Scan the lines below for the word "detached". Copy each line you find it in.

(Extracts from a graphics dataset)
----------
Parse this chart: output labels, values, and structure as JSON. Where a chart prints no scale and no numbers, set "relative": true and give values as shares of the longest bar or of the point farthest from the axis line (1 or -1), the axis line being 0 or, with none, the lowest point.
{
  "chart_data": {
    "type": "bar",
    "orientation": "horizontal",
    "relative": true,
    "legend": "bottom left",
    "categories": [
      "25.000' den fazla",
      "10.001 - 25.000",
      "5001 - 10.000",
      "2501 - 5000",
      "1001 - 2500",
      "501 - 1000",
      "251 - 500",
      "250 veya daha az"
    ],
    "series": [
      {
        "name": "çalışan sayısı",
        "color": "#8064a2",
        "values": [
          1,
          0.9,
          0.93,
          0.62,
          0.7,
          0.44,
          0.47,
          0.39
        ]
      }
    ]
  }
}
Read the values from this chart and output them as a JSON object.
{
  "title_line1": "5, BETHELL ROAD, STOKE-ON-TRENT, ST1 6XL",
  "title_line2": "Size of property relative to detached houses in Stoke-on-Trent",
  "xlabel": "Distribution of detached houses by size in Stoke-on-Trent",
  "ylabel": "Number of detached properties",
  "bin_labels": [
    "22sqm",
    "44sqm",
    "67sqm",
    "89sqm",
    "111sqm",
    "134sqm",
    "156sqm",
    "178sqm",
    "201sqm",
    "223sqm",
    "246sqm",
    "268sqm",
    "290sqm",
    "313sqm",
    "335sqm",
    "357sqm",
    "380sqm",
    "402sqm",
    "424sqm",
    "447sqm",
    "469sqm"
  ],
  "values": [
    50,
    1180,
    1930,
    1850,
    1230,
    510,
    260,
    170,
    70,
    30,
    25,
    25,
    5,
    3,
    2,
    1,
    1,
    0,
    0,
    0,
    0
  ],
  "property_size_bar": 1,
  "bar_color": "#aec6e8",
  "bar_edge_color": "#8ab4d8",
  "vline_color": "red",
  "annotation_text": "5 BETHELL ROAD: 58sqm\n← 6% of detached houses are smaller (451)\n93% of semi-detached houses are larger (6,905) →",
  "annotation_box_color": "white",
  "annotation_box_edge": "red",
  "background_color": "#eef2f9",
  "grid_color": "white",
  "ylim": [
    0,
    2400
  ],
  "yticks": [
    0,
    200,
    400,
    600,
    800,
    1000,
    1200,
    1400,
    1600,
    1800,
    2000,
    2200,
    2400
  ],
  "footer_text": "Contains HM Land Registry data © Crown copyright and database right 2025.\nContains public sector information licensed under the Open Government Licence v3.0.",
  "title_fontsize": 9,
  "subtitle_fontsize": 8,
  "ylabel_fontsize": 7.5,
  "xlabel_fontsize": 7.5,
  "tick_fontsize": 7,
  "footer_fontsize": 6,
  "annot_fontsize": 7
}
----------
Response to this task:
  "title_line2": "Size of property relative to detached houses in Stoke-on-Trent",
  "xlabel": "Distribution of detached houses by size in Stoke-on-Trent",
  "ylabel": "Number of detached properties",
  "annotation_text": "5 BETHELL ROAD: 58sqm\n← 6% of detached houses are smaller (451)\n93% of semi-detached houses are larger (6,905) →",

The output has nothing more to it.